### Records from a collection of figures
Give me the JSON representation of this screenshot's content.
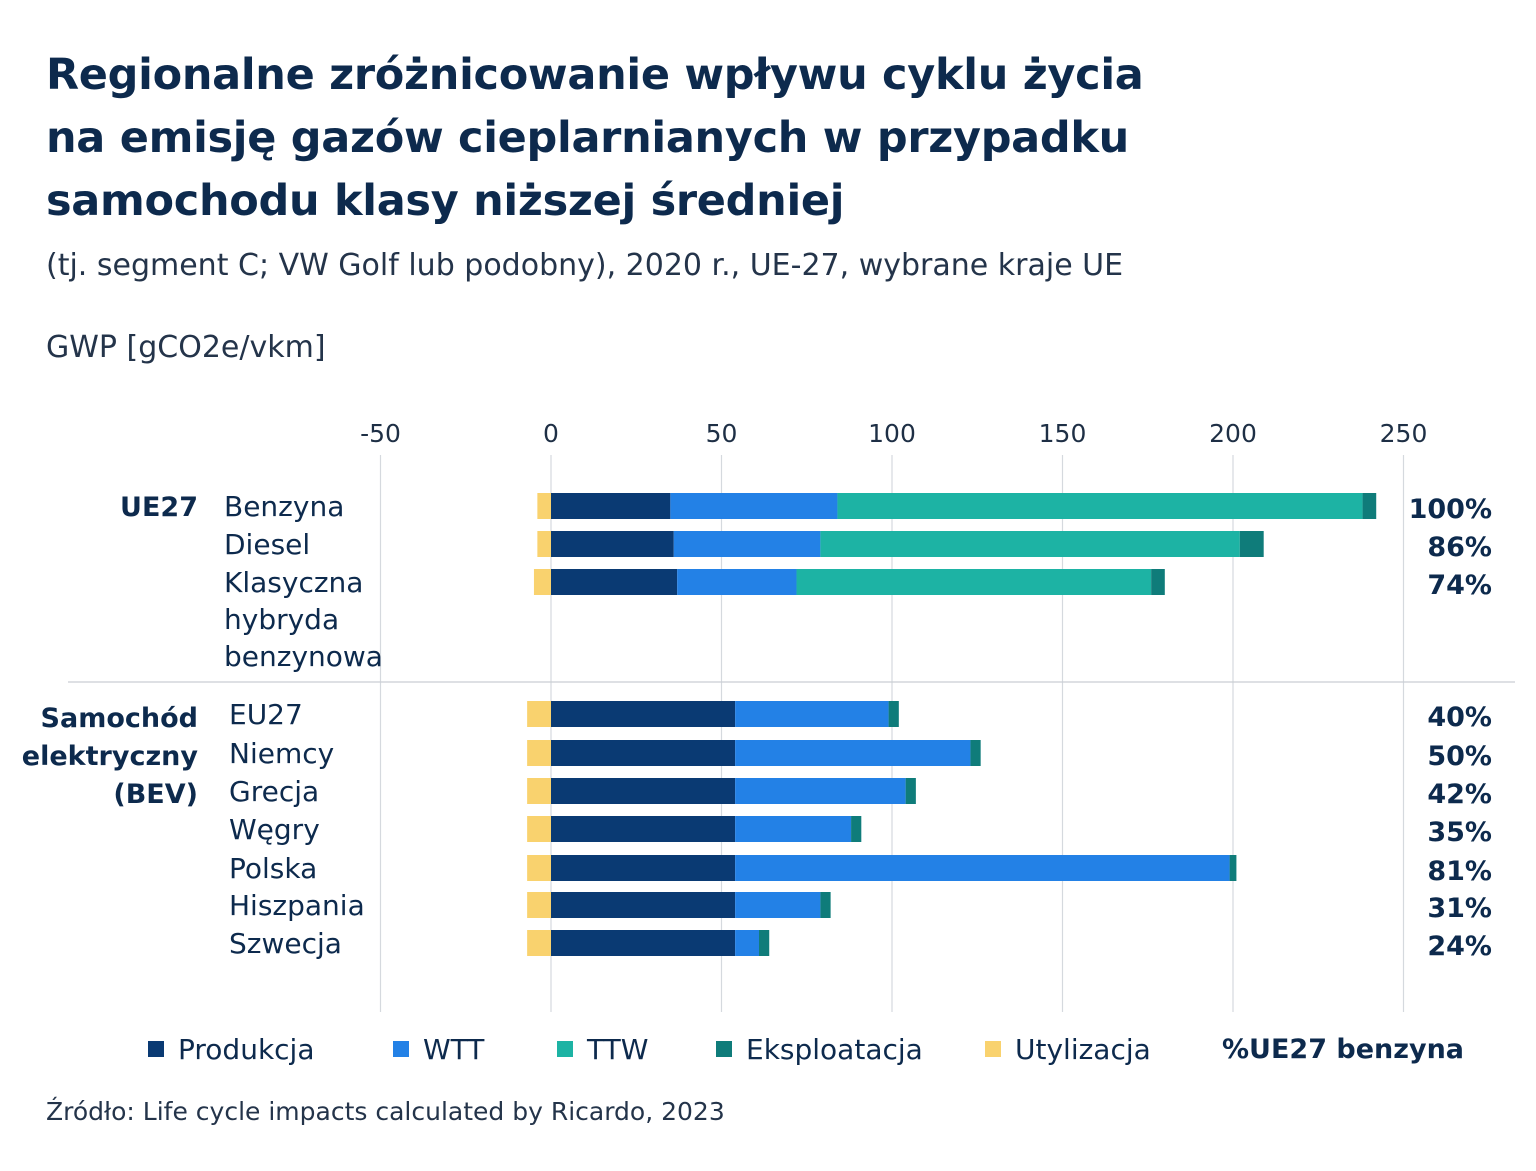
{
  "title_lines": [
    "Regionalne zróżnicowanie wpływu cyklu życia",
    "na emisję gazów cieplarnianych w przypadku",
    "samochodu klasy niższej średniej"
  ],
  "subtitle": "(tj. segment C; VW Golf lub podobny), 2020 r., UE-27, wybrane kraje UE",
  "unit_label": "GWP [gCO2e/vkm]",
  "source": "Źródło: Life cycle impacts calculated by Ricardo, 2023",
  "chart_data": {
    "type": "bar",
    "orientation": "horizontal",
    "stacked": true,
    "xlim": [
      -50,
      250
    ],
    "x_ticks": [
      -50,
      0,
      50,
      100,
      150,
      200,
      250
    ],
    "x_tick_labels": [
      "-50",
      "0",
      "50",
      "100",
      "150",
      "200",
      "250"
    ],
    "grid": true,
    "legend_position": "bottom",
    "series": [
      {
        "key": "produkcja",
        "name": "Produkcja",
        "color": "#0a3a73"
      },
      {
        "key": "wtt",
        "name": "WTT",
        "color": "#2381e6"
      },
      {
        "key": "ttw",
        "name": "TTW",
        "color": "#1db3a4"
      },
      {
        "key": "eksploatacja",
        "name": "Eksploatacja",
        "color": "#0f7c7a"
      },
      {
        "key": "utylizacja",
        "name": "Utylizacja",
        "color": "#f9d26e"
      }
    ],
    "pct_legend_label": "%UE27 benzyna",
    "groups": [
      {
        "label_lines": [
          "UE27"
        ],
        "rows": [
          {
            "label_lines": [
              "Benzyna"
            ],
            "produkcja": 35,
            "wtt": 49,
            "ttw": 154,
            "eksploatacja": 4,
            "utylizacja": -4,
            "pct": "100%"
          },
          {
            "label_lines": [
              "Diesel"
            ],
            "produkcja": 36,
            "wtt": 43,
            "ttw": 123,
            "eksploatacja": 7,
            "utylizacja": -4,
            "pct": "86%"
          },
          {
            "label_lines": [
              "Klasyczna",
              "hybryda",
              "benzynowa"
            ],
            "produkcja": 37,
            "wtt": 35,
            "ttw": 104,
            "eksploatacja": 4,
            "utylizacja": -5,
            "pct": "74%"
          }
        ]
      },
      {
        "label_lines": [
          "Samochód",
          "elektryczny",
          "(BEV)"
        ],
        "rows": [
          {
            "label_lines": [
              "EU27"
            ],
            "produkcja": 54,
            "wtt": 45,
            "ttw": 0,
            "eksploatacja": 3,
            "utylizacja": -7,
            "pct": "40%"
          },
          {
            "label_lines": [
              "Niemcy"
            ],
            "produkcja": 54,
            "wtt": 69,
            "ttw": 0,
            "eksploatacja": 3,
            "utylizacja": -7,
            "pct": "50%"
          },
          {
            "label_lines": [
              "Grecja"
            ],
            "produkcja": 54,
            "wtt": 50,
            "ttw": 0,
            "eksploatacja": 3,
            "utylizacja": -7,
            "pct": "42%"
          },
          {
            "label_lines": [
              "Węgry"
            ],
            "produkcja": 54,
            "wtt": 34,
            "ttw": 0,
            "eksploatacja": 3,
            "utylizacja": -7,
            "pct": "35%"
          },
          {
            "label_lines": [
              "Polska"
            ],
            "produkcja": 54,
            "wtt": 145,
            "ttw": 0,
            "eksploatacja": 2,
            "utylizacja": -7,
            "pct": "81%"
          },
          {
            "label_lines": [
              "Hiszpania"
            ],
            "produkcja": 54,
            "wtt": 25,
            "ttw": 0,
            "eksploatacja": 3,
            "utylizacja": -7,
            "pct": "31%"
          },
          {
            "label_lines": [
              "Szwecja"
            ],
            "produkcja": 54,
            "wtt": 7,
            "ttw": 0,
            "eksploatacja": 3,
            "utylizacja": -7,
            "pct": "24%"
          }
        ]
      }
    ]
  }
}
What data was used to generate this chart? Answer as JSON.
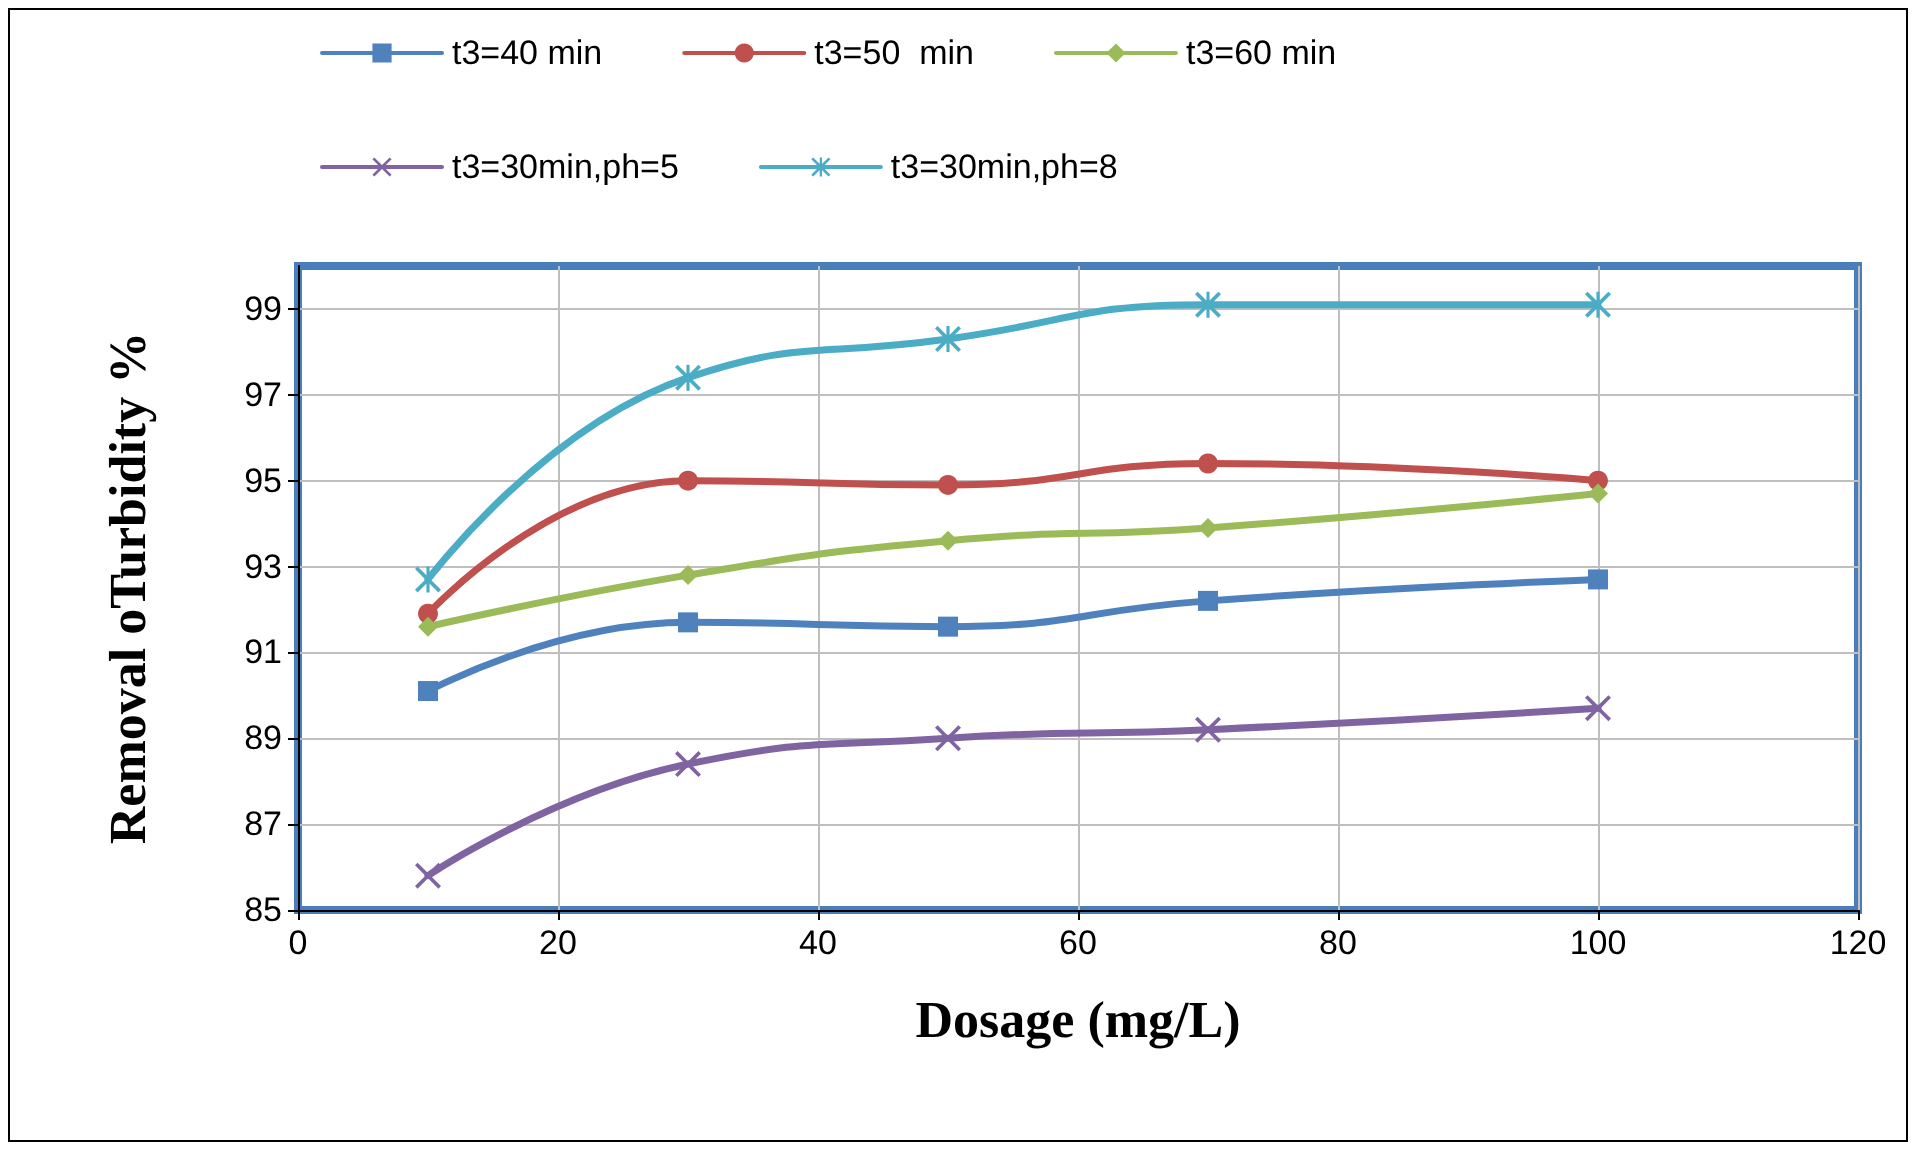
{
  "chart_data": {
    "type": "line",
    "xlabel": "Dosage (mg/L)",
    "ylabel": "Removal oTurbidity %",
    "x": [
      10,
      30,
      50,
      70,
      100
    ],
    "series": [
      {
        "name": "t3=40 min",
        "color": "#4f81bd",
        "marker": "square",
        "values": [
          90.1,
          91.7,
          91.6,
          92.2,
          92.7
        ]
      },
      {
        "name": "t3=50  min",
        "color": "#c0504d",
        "marker": "circle",
        "values": [
          91.9,
          95.0,
          94.9,
          95.4,
          95.0
        ]
      },
      {
        "name": "t3=60 min",
        "color": "#9bbb59",
        "marker": "diamond",
        "values": [
          91.6,
          92.8,
          93.6,
          93.9,
          94.7
        ]
      },
      {
        "name": "t3=30min,ph=5",
        "color": "#8064a2",
        "marker": "cross",
        "values": [
          85.8,
          88.4,
          89.0,
          89.2,
          89.7
        ]
      },
      {
        "name": "t3=30min,ph=8",
        "color": "#4bacc6",
        "marker": "star",
        "values": [
          92.7,
          97.4,
          98.3,
          99.1,
          99.1
        ]
      }
    ],
    "xlim": [
      0,
      120
    ],
    "xticks": [
      0,
      20,
      40,
      60,
      80,
      100,
      120
    ],
    "ylim": [
      85,
      100
    ],
    "yticks": [
      85,
      87,
      89,
      91,
      93,
      95,
      97,
      99
    ],
    "grid": true,
    "legend": "top",
    "line_style": "solid"
  }
}
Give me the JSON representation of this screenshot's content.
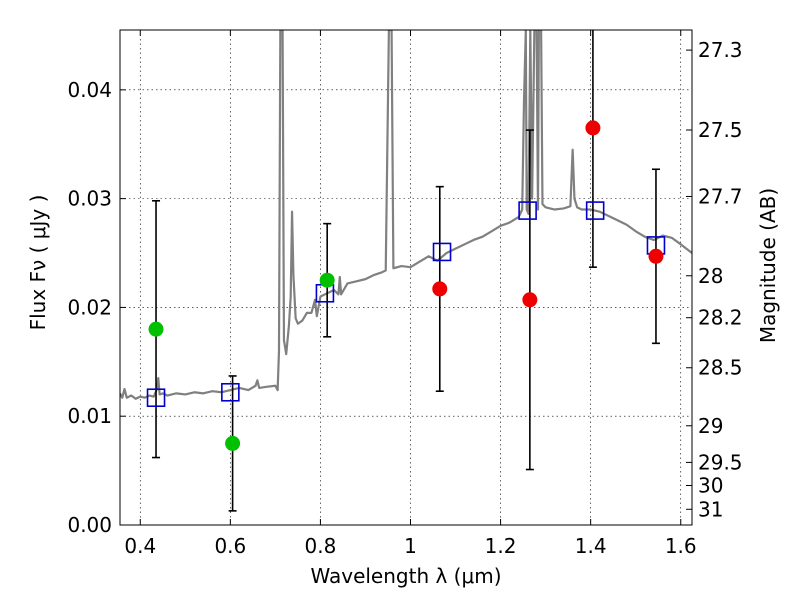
{
  "chart_data": {
    "type": "scatter",
    "xlabel": "Wavelength  λ (μm)",
    "ylabel": "Flux  Fν  ( μJy )",
    "ylabel_right": "Magnitude (AB)",
    "xlim": [
      0.355,
      1.625
    ],
    "ylim": [
      0.0,
      0.0455
    ],
    "grid": true,
    "x_ticks": [
      0.4,
      0.6,
      0.8,
      1.0,
      1.2,
      1.4,
      1.6
    ],
    "x_tick_labels": [
      "0.4",
      "0.6",
      "0.8",
      "1",
      "1.2",
      "1.4",
      "1.6"
    ],
    "y_ticks": [
      0.0,
      0.01,
      0.02,
      0.03,
      0.04
    ],
    "y_tick_labels": [
      "0.00",
      "0.01",
      "0.02",
      "0.03",
      "0.04"
    ],
    "right_ticks": [
      {
        "mag": 27.3,
        "label": "27.3"
      },
      {
        "mag": 27.5,
        "label": "27.5"
      },
      {
        "mag": 27.7,
        "label": "27.7"
      },
      {
        "mag": 28,
        "label": "28"
      },
      {
        "mag": 28.2,
        "label": "28.2"
      },
      {
        "mag": 28.5,
        "label": "28.5"
      },
      {
        "mag": 29,
        "label": "29"
      },
      {
        "mag": 29.5,
        "label": "29.5"
      },
      {
        "mag": 30,
        "label": "30"
      },
      {
        "mag": 31,
        "label": "31"
      }
    ],
    "colors": {
      "spectrum": "#808080",
      "model": "#0000cc",
      "green": "#00c000",
      "red": "#ee0000",
      "errorbar": "#000000"
    },
    "series": [
      {
        "kind": "spectrum",
        "points": [
          [
            0.355,
            0.0121
          ],
          [
            0.36,
            0.0117
          ],
          [
            0.365,
            0.0125
          ],
          [
            0.37,
            0.0117
          ],
          [
            0.38,
            0.0119
          ],
          [
            0.39,
            0.0116
          ],
          [
            0.4,
            0.0118
          ],
          [
            0.41,
            0.0117
          ],
          [
            0.42,
            0.0119
          ],
          [
            0.43,
            0.0118
          ],
          [
            0.437,
            0.0125
          ],
          [
            0.44,
            0.0135
          ],
          [
            0.443,
            0.012
          ],
          [
            0.45,
            0.0121
          ],
          [
            0.46,
            0.0119
          ],
          [
            0.48,
            0.0121
          ],
          [
            0.5,
            0.012
          ],
          [
            0.52,
            0.0122
          ],
          [
            0.54,
            0.0121
          ],
          [
            0.56,
            0.0123
          ],
          [
            0.58,
            0.0122
          ],
          [
            0.6,
            0.0124
          ],
          [
            0.62,
            0.0126
          ],
          [
            0.64,
            0.0124
          ],
          [
            0.656,
            0.0128
          ],
          [
            0.66,
            0.0133
          ],
          [
            0.664,
            0.0126
          ],
          [
            0.68,
            0.0127
          ],
          [
            0.7,
            0.0128
          ],
          [
            0.705,
            0.0124
          ],
          [
            0.708,
            0.016
          ],
          [
            0.711,
            0.0455
          ],
          [
            0.716,
            0.0455
          ],
          [
            0.719,
            0.017
          ],
          [
            0.724,
            0.0157
          ],
          [
            0.73,
            0.0183
          ],
          [
            0.734,
            0.021
          ],
          [
            0.737,
            0.0288
          ],
          [
            0.74,
            0.023
          ],
          [
            0.745,
            0.019
          ],
          [
            0.75,
            0.0185
          ],
          [
            0.76,
            0.0188
          ],
          [
            0.77,
            0.0195
          ],
          [
            0.78,
            0.0195
          ],
          [
            0.788,
            0.0207
          ],
          [
            0.792,
            0.0192
          ],
          [
            0.8,
            0.021
          ],
          [
            0.82,
            0.0214
          ],
          [
            0.83,
            0.0216
          ],
          [
            0.84,
            0.0212
          ],
          [
            0.843,
            0.0228
          ],
          [
            0.846,
            0.0212
          ],
          [
            0.86,
            0.0222
          ],
          [
            0.88,
            0.0224
          ],
          [
            0.9,
            0.0226
          ],
          [
            0.92,
            0.023
          ],
          [
            0.935,
            0.0232
          ],
          [
            0.945,
            0.0234
          ],
          [
            0.952,
            0.0455
          ],
          [
            0.958,
            0.0455
          ],
          [
            0.962,
            0.0236
          ],
          [
            0.98,
            0.0238
          ],
          [
            1.0,
            0.0237
          ],
          [
            1.02,
            0.0242
          ],
          [
            1.04,
            0.0247
          ],
          [
            1.06,
            0.0243
          ],
          [
            1.08,
            0.025
          ],
          [
            1.1,
            0.0254
          ],
          [
            1.12,
            0.0258
          ],
          [
            1.14,
            0.0262
          ],
          [
            1.16,
            0.0265
          ],
          [
            1.18,
            0.027
          ],
          [
            1.2,
            0.0275
          ],
          [
            1.22,
            0.0278
          ],
          [
            1.24,
            0.0283
          ],
          [
            1.248,
            0.029
          ],
          [
            1.252,
            0.039
          ],
          [
            1.256,
            0.0455
          ],
          [
            1.258,
            0.029
          ],
          [
            1.262,
            0.0286
          ],
          [
            1.266,
            0.0455
          ],
          [
            1.27,
            0.03
          ],
          [
            1.275,
            0.0455
          ],
          [
            1.28,
            0.0455
          ],
          [
            1.283,
            0.029
          ],
          [
            1.285,
            0.0455
          ],
          [
            1.29,
            0.0455
          ],
          [
            1.293,
            0.0295
          ],
          [
            1.3,
            0.0292
          ],
          [
            1.32,
            0.029
          ],
          [
            1.34,
            0.0291
          ],
          [
            1.355,
            0.0293
          ],
          [
            1.36,
            0.0345
          ],
          [
            1.364,
            0.03
          ],
          [
            1.37,
            0.0292
          ],
          [
            1.38,
            0.029
          ],
          [
            1.4,
            0.029
          ],
          [
            1.42,
            0.0288
          ],
          [
            1.44,
            0.0284
          ],
          [
            1.46,
            0.028
          ],
          [
            1.48,
            0.0276
          ],
          [
            1.5,
            0.027
          ],
          [
            1.52,
            0.0265
          ],
          [
            1.54,
            0.0262
          ],
          [
            1.56,
            0.0266
          ],
          [
            1.58,
            0.0264
          ],
          [
            1.6,
            0.0258
          ],
          [
            1.625,
            0.025
          ]
        ]
      },
      {
        "kind": "model_squares",
        "points": [
          [
            0.435,
            0.0117
          ],
          [
            0.6,
            0.0122
          ],
          [
            0.81,
            0.0213
          ],
          [
            1.07,
            0.0251
          ],
          [
            1.26,
            0.0289
          ],
          [
            1.41,
            0.0289
          ],
          [
            1.545,
            0.0257
          ]
        ]
      },
      {
        "kind": "observed_green",
        "points": [
          {
            "x": 0.435,
            "y": 0.018,
            "err": 0.0118
          },
          {
            "x": 0.605,
            "y": 0.0075,
            "err": 0.0062
          },
          {
            "x": 0.815,
            "y": 0.0225,
            "err": 0.0052
          }
        ]
      },
      {
        "kind": "observed_red",
        "points": [
          {
            "x": 1.065,
            "y": 0.0217,
            "err": 0.0094
          },
          {
            "x": 1.265,
            "y": 0.0207,
            "err": 0.0156
          },
          {
            "x": 1.405,
            "y": 0.0365,
            "err": 0.0128
          },
          {
            "x": 1.545,
            "y": 0.0247,
            "err": 0.008
          }
        ]
      }
    ]
  }
}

### Required task
Gather up every line from the listing above in which the word "xlabel" occurs.

### Solution for this task
    "xlabel": "Dosage (mg/L)",
    "xlabel": "Wavelength  λ (μm)",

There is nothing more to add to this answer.